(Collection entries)
==========
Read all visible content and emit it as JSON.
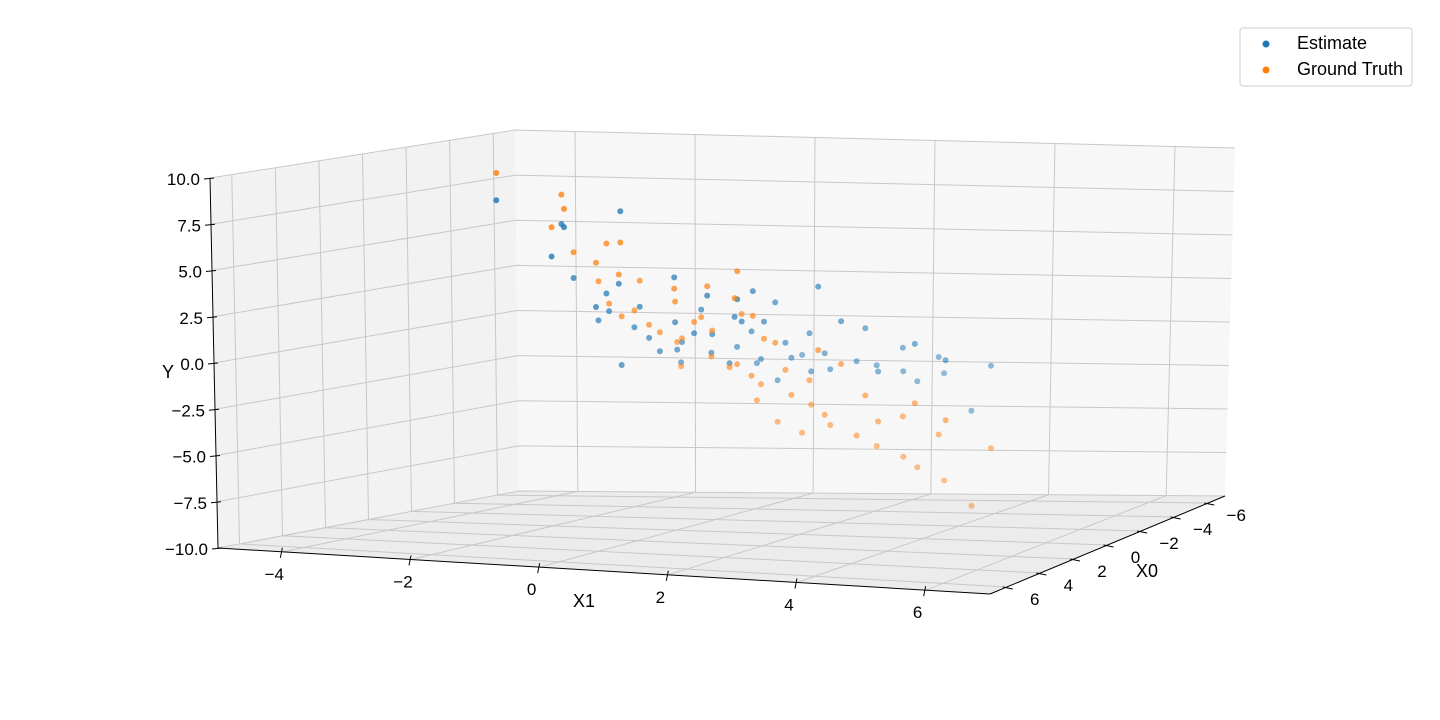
{
  "chart_data": {
    "type": "scatter",
    "projection": "3d",
    "title": "",
    "xlabel": "X0",
    "ylabel": "X1",
    "zlabel": "Y",
    "xlim": [
      -7,
      7
    ],
    "ylim": [
      -5,
      7
    ],
    "zlim": [
      -10,
      10
    ],
    "xticks": [
      "−6",
      "−4",
      "−2",
      "0",
      "2",
      "4",
      "6"
    ],
    "yticks": [
      "−4",
      "−2",
      "0",
      "2",
      "4",
      "6"
    ],
    "zticks": [
      "−10.0",
      "−7.5",
      "−5.0",
      "−2.5",
      "0.0",
      "2.5",
      "5.0",
      "7.5",
      "10.0"
    ],
    "grid": true,
    "legend_position": "top-right",
    "series": [
      {
        "name": "Estimate",
        "color": "#1f77b4",
        "points": [
          [
            -3.7,
            -4.2,
            6.8
          ],
          [
            -3.2,
            -2.9,
            5.5
          ],
          [
            -2.6,
            -2.9,
            4.0
          ],
          [
            -1.6,
            -2.4,
            6.0
          ],
          [
            -1.8,
            -1.5,
            6.7
          ],
          [
            -1.0,
            -2.0,
            3.2
          ],
          [
            -1.2,
            -1.7,
            1.6
          ],
          [
            -0.5,
            -1.3,
            2.5
          ],
          [
            -0.2,
            -1.0,
            3.1
          ],
          [
            0.2,
            -1.2,
            1.2
          ],
          [
            0.6,
            -0.9,
            1.8
          ],
          [
            0.3,
            -0.5,
            2.0
          ],
          [
            0.9,
            -0.6,
            -1.0
          ],
          [
            -0.2,
            -0.1,
            3.5
          ],
          [
            1.2,
            -0.3,
            1.1
          ],
          [
            1.4,
            0.0,
            0.6
          ],
          [
            0.7,
            0.2,
            1.3
          ],
          [
            1.8,
            0.3,
            0.0
          ],
          [
            1.0,
            0.6,
            0.8
          ],
          [
            2.2,
            0.7,
            0.2
          ],
          [
            1.6,
            0.9,
            2.2
          ],
          [
            2.0,
            1.2,
            1.0
          ],
          [
            2.7,
            1.4,
            0.2
          ],
          [
            2.4,
            1.6,
            -0.4
          ],
          [
            3.0,
            1.9,
            0.6
          ],
          [
            1.5,
            1.7,
            3.2
          ],
          [
            2.9,
            2.1,
            1.4
          ],
          [
            2.3,
            2.3,
            2.8
          ],
          [
            3.4,
            2.4,
            0.1
          ],
          [
            3.1,
            2.7,
            0.9
          ],
          [
            3.8,
            3.0,
            0.3
          ],
          [
            3.5,
            3.2,
            1.5
          ],
          [
            4.1,
            3.4,
            -0.3
          ],
          [
            2.0,
            2.9,
            3.6
          ],
          [
            4.4,
            3.7,
            0.7
          ],
          [
            4.8,
            3.9,
            0.0
          ],
          [
            3.9,
            4.2,
            1.9
          ],
          [
            5.1,
            4.4,
            0.5
          ],
          [
            4.6,
            4.6,
            -0.1
          ],
          [
            5.4,
            4.8,
            0.4
          ],
          [
            5.0,
            5.1,
            1.2
          ],
          [
            5.7,
            5.3,
            0.2
          ],
          [
            6.0,
            5.6,
            -0.2
          ],
          [
            5.5,
            5.8,
            0.9
          ],
          [
            6.3,
            6.1,
            0.3
          ],
          [
            6.2,
            6.5,
            -1.5
          ],
          [
            5.8,
            6.7,
            0.6
          ],
          [
            0.0,
            0.5,
            2.6
          ],
          [
            0.5,
            1.1,
            1.6
          ],
          [
            -0.6,
            0.8,
            2.3
          ],
          [
            1.1,
            1.4,
            1.5
          ],
          [
            2.6,
            0.9,
            0.7
          ],
          [
            3.3,
            1.1,
            -0.2
          ],
          [
            1.9,
            2.0,
            1.7
          ],
          [
            4.3,
            2.6,
            0.1
          ],
          [
            2.8,
            3.5,
            2.0
          ],
          [
            4.9,
            3.1,
            -0.6
          ],
          [
            3.6,
            4.9,
            1.1
          ],
          [
            5.3,
            3.6,
            0.8
          ],
          [
            4.0,
            5.5,
            0.4
          ]
        ]
      },
      {
        "name": "Ground Truth",
        "color": "#ff7f0e",
        "points": [
          [
            -3.7,
            -4.2,
            8.3
          ],
          [
            -3.2,
            -2.9,
            6.5
          ],
          [
            -2.6,
            -2.9,
            5.6
          ],
          [
            -1.6,
            -2.4,
            7.6
          ],
          [
            -1.8,
            -1.5,
            5.0
          ],
          [
            -1.0,
            -2.0,
            4.6
          ],
          [
            -1.2,
            -1.7,
            4.0
          ],
          [
            -0.5,
            -1.3,
            5.2
          ],
          [
            -0.2,
            -1.0,
            3.6
          ],
          [
            0.2,
            -1.2,
            3.3
          ],
          [
            0.6,
            -0.9,
            2.2
          ],
          [
            0.3,
            -0.5,
            3.4
          ],
          [
            0.9,
            -0.6,
            1.6
          ],
          [
            -0.2,
            -0.1,
            2.9
          ],
          [
            1.2,
            -0.3,
            2.0
          ],
          [
            1.4,
            0.0,
            1.3
          ],
          [
            0.7,
            0.2,
            2.4
          ],
          [
            1.8,
            0.3,
            1.0
          ],
          [
            1.0,
            0.6,
            1.4
          ],
          [
            2.2,
            0.7,
            0.6
          ],
          [
            1.6,
            0.9,
            1.8
          ],
          [
            2.0,
            1.2,
            1.2
          ],
          [
            2.7,
            1.4,
            0.0
          ],
          [
            2.4,
            1.6,
            -0.6
          ],
          [
            3.0,
            1.9,
            -0.3
          ],
          [
            1.5,
            1.7,
            1.9
          ],
          [
            2.9,
            2.1,
            -0.9
          ],
          [
            2.3,
            2.3,
            0.7
          ],
          [
            3.4,
            2.4,
            -1.2
          ],
          [
            3.1,
            2.7,
            -0.5
          ],
          [
            3.8,
            3.0,
            -1.6
          ],
          [
            3.5,
            3.2,
            -0.9
          ],
          [
            4.1,
            3.4,
            -2.0
          ],
          [
            2.0,
            2.9,
            0.3
          ],
          [
            4.4,
            3.7,
            -2.4
          ],
          [
            4.8,
            3.9,
            -2.8
          ],
          [
            3.9,
            4.2,
            -1.5
          ],
          [
            5.1,
            4.4,
            -3.2
          ],
          [
            4.6,
            4.6,
            -2.6
          ],
          [
            5.4,
            4.8,
            -3.6
          ],
          [
            5.0,
            5.1,
            -2.2
          ],
          [
            5.7,
            5.3,
            -4.0
          ],
          [
            6.0,
            5.6,
            -4.4
          ],
          [
            5.5,
            5.8,
            -2.9
          ],
          [
            6.3,
            6.1,
            -4.9
          ],
          [
            6.2,
            6.5,
            -6.1
          ],
          [
            5.8,
            6.7,
            -3.4
          ],
          [
            0.0,
            0.5,
            3.1
          ],
          [
            0.5,
            1.1,
            2.6
          ],
          [
            -0.6,
            0.8,
            3.8
          ],
          [
            1.1,
            1.4,
            1.9
          ],
          [
            2.6,
            0.9,
            0.9
          ],
          [
            3.3,
            1.1,
            -0.4
          ],
          [
            1.9,
            2.0,
            0.8
          ],
          [
            4.3,
            2.6,
            -1.8
          ],
          [
            2.8,
            3.5,
            -0.2
          ],
          [
            4.9,
            3.1,
            -2.7
          ],
          [
            3.6,
            4.9,
            -1.9
          ],
          [
            5.3,
            3.6,
            -3.1
          ],
          [
            4.0,
            5.5,
            -2.6
          ]
        ]
      }
    ]
  }
}
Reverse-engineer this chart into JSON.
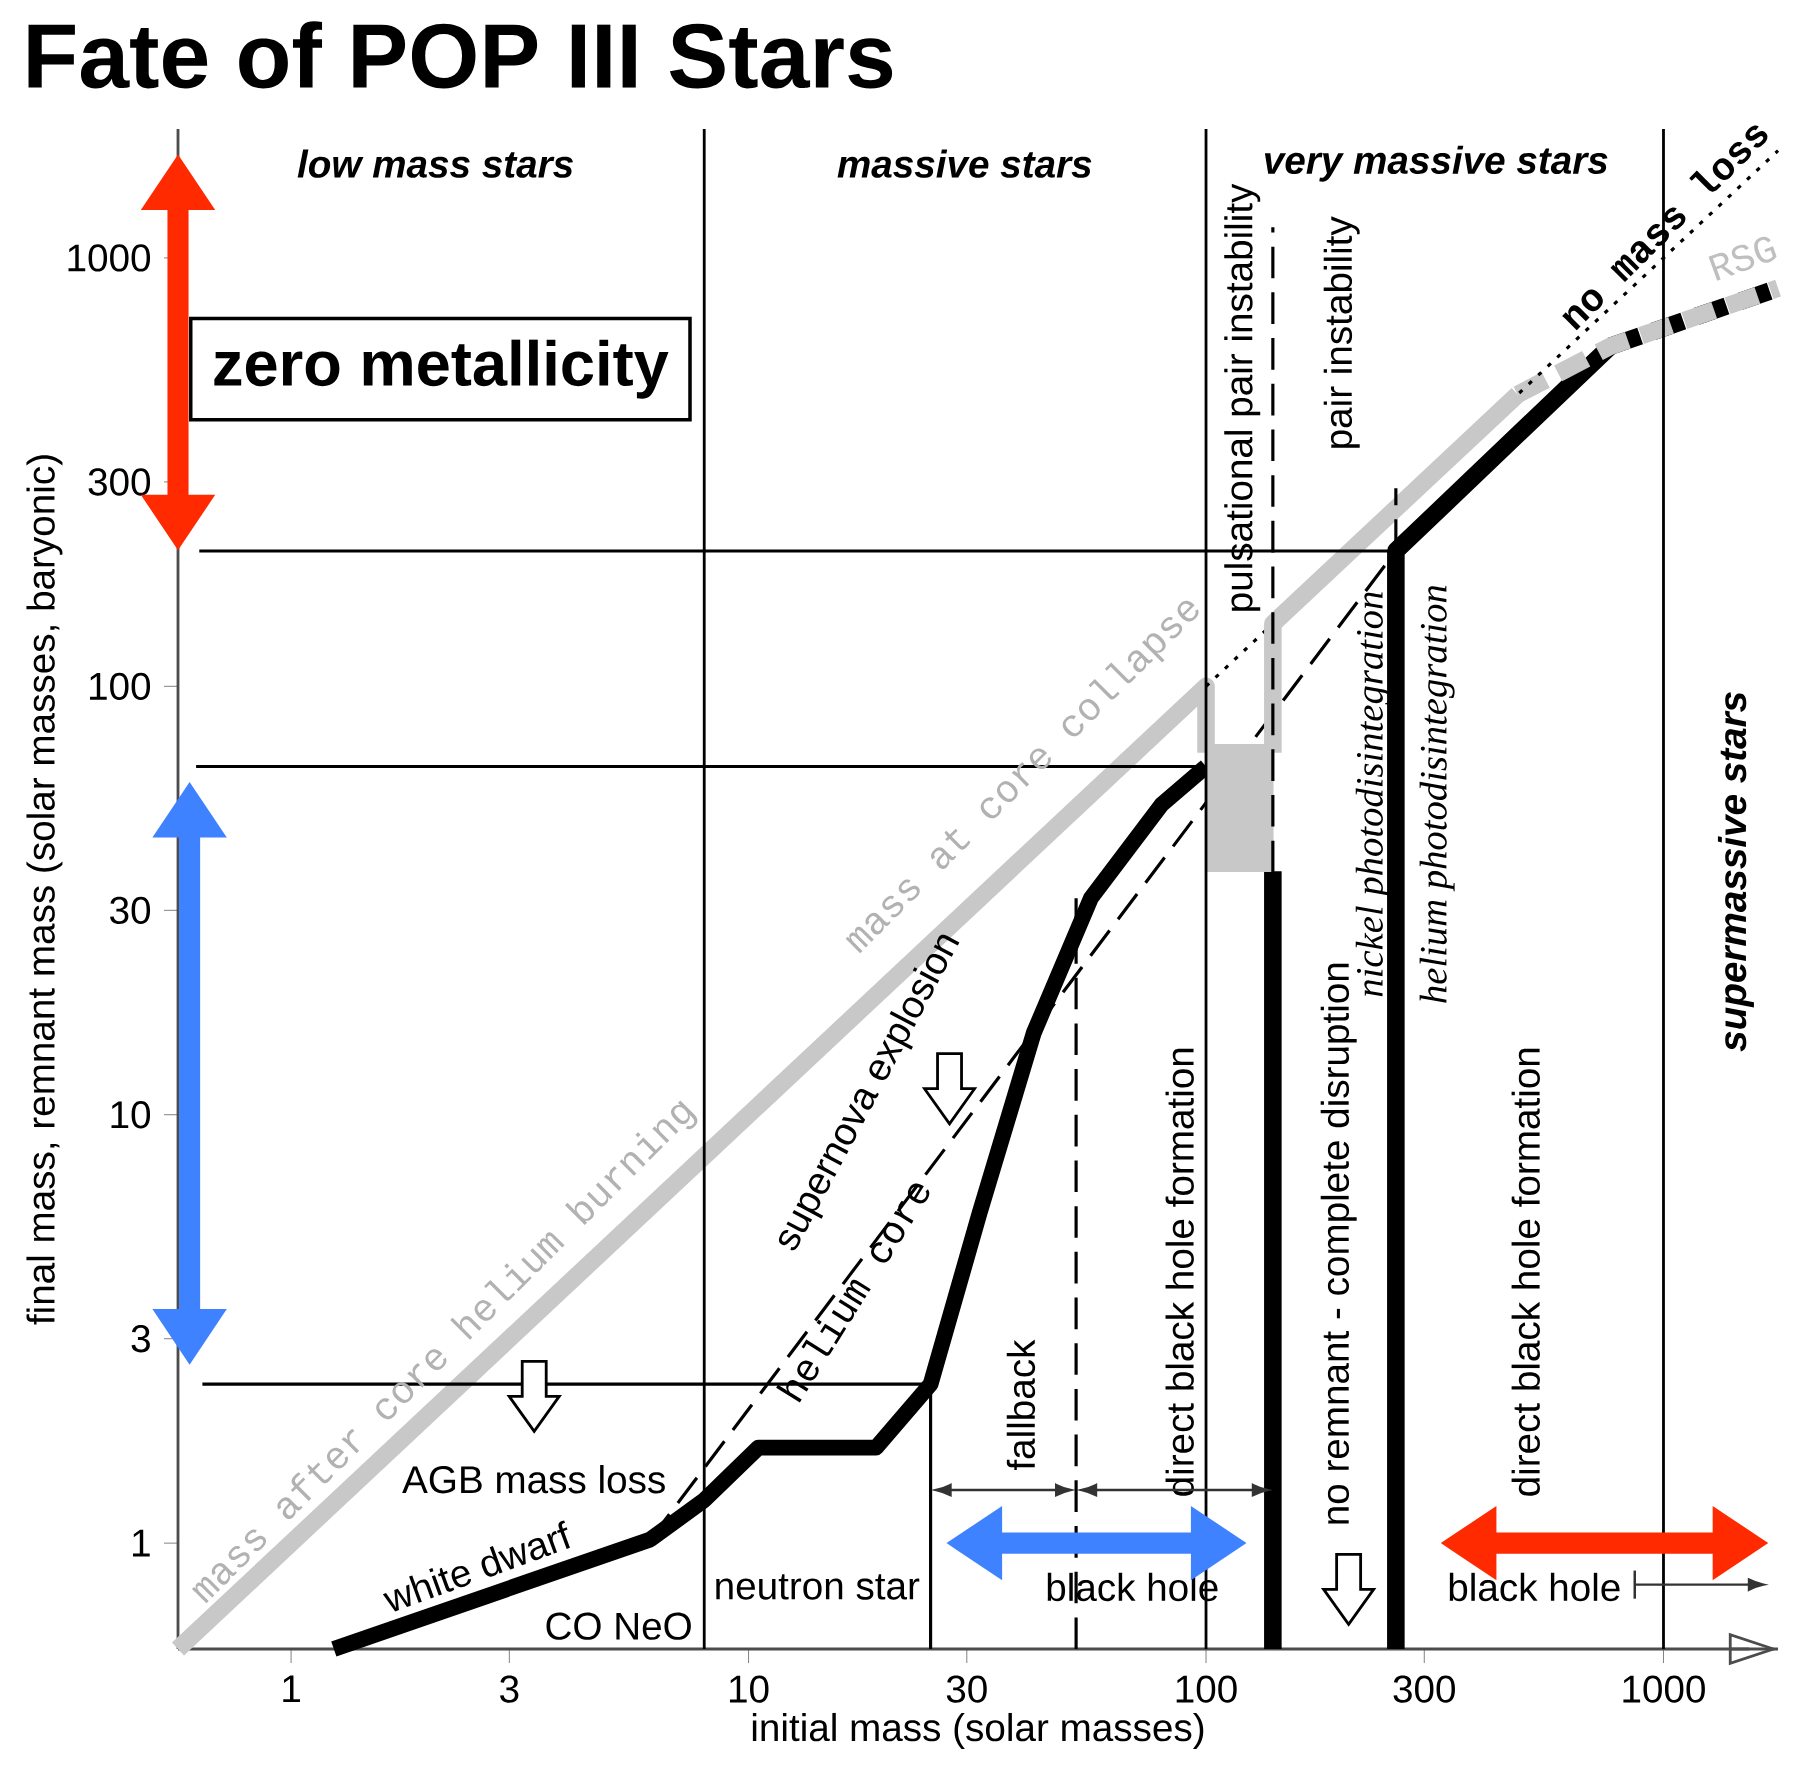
{
  "chart_data": {
    "type": "line",
    "title": "Fate of POP III Stars",
    "xlabel": "initial mass (solar masses)",
    "ylabel": "final mass, remnant mass (solar masses, baryonic)",
    "log": "xy",
    "xlim": [
      0.566,
      1780
    ],
    "ylim": [
      0.566,
      2000
    ],
    "xticks": [
      1,
      3,
      10,
      30,
      100,
      300,
      1000
    ],
    "yticks": [
      1,
      3,
      10,
      30,
      100,
      300,
      1000
    ],
    "series": [
      {
        "color": "#000000",
        "line_style": "solid",
        "x": [
          1.24,
          6.1,
          8,
          10.5,
          19,
          25,
          32,
          42,
          56,
          80,
          100
        ],
        "values": [
          0.566,
          1.02,
          1.26,
          1.67,
          1.67,
          2.35,
          5.9,
          15.5,
          32,
          53,
          65
        ]
      },
      {
        "color": "#000000",
        "line_style": "solid",
        "x": [
          140,
          140
        ],
        "values": [
          37,
          0.566
        ]
      },
      {
        "color": "#000000",
        "line_style": "solid",
        "x": [
          260,
          260,
          765
        ],
        "values": [
          0.566,
          207,
          622
        ]
      },
      {
        "color": "#000000",
        "line_style": "dashed",
        "x": [
          765,
          1780
        ],
        "values": [
          622,
          850
        ]
      },
      {
        "color": "#c8c8c8",
        "line_style": "solid",
        "x": [
          0.566,
          100,
          100
        ],
        "values": [
          0.566,
          100,
          70
        ]
      },
      {
        "color": "#c8c8c8",
        "line_style": "dashed",
        "x": [
          480,
          765,
          1780
        ],
        "values": [
          480,
          622,
          850
        ]
      },
      {
        "color": "#000000",
        "line_style": "dotted",
        "x": [
          100,
          1780
        ],
        "values": [
          100,
          1780
        ]
      },
      {
        "color": "#000000",
        "line_style": "dashed",
        "x": [
          6.1,
          260
        ],
        "values": [
          1.02,
          207
        ]
      },
      {
        "color": "#c8c8c8",
        "line_style": "solid",
        "x": [
          100,
          140
        ],
        "values": [
          70,
          70
        ],
        "lower": [
          37,
          37
        ],
        "upper": [
          70,
          70
        ]
      },
      {
        "color": "#c8c8c8",
        "line_style": "solid",
        "x": [
          140,
          140,
          480
        ],
        "values": [
          70,
          140,
          480
        ]
      },
      {
        "color": "#000000",
        "line_style": "solid",
        "x": [
          0.63,
          260
        ],
        "values": [
          207,
          207
        ]
      },
      {
        "color": "#000000",
        "line_style": "solid",
        "x": [
          0.62,
          100
        ],
        "values": [
          65,
          65
        ]
      },
      {
        "color": "#000000",
        "line_style": "solid",
        "x": [
          0.64,
          25
        ],
        "values": [
          2.35,
          2.35
        ]
      },
      {
        "color": "#000000",
        "line_style": "solid",
        "x": [
          25,
          25
        ],
        "values": [
          0.566,
          2.35
        ]
      },
      {
        "color": "#000000",
        "line_style": "dashed",
        "x": [
          52,
          52
        ],
        "values": [
          0.566,
          32
        ]
      },
      {
        "color": "#000000",
        "line_style": "dashed",
        "x": [
          260,
          260
        ],
        "values": [
          207,
          290
        ]
      },
      {
        "color": "#000000",
        "line_style": "dashed",
        "x": [
          140,
          140
        ],
        "values": [
          0.566,
          1180
        ]
      }
    ],
    "ref_lines": [
      {
        "axis": "x",
        "value": 8,
        "color": "#000000",
        "line_style": "solid"
      },
      {
        "axis": "x",
        "value": 100,
        "color": "#000000",
        "line_style": "solid"
      },
      {
        "axis": "x",
        "value": 1000,
        "color": "#000000",
        "line_style": "solid"
      }
    ],
    "annotations": [
      "low mass stars",
      "massive stars",
      "very massive stars",
      "zero metallicity",
      "pulsational pair instability",
      "pair instability",
      "no mass loss",
      "RSG",
      "mass at core collapse",
      "mass after core helium burning",
      "supernova explosion",
      "helium core",
      "nickel photodisintegration",
      "helium photodisintegration",
      "supermassive stars",
      "fallback",
      "direct black hole formation",
      "no remnant  -  complete disruption",
      "direct black hole formation",
      "AGB mass loss",
      "white dwarf",
      "CO   NeO",
      "neutron star",
      "black hole",
      "black hole"
    ]
  }
}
==========
### STATED GOAL
In the listing, find every line containing the word "xlabel" and list it.

### EXERCISE ANSWER
    "xlabel": "X0",
    "xlabel": "initial mass (solar masses)",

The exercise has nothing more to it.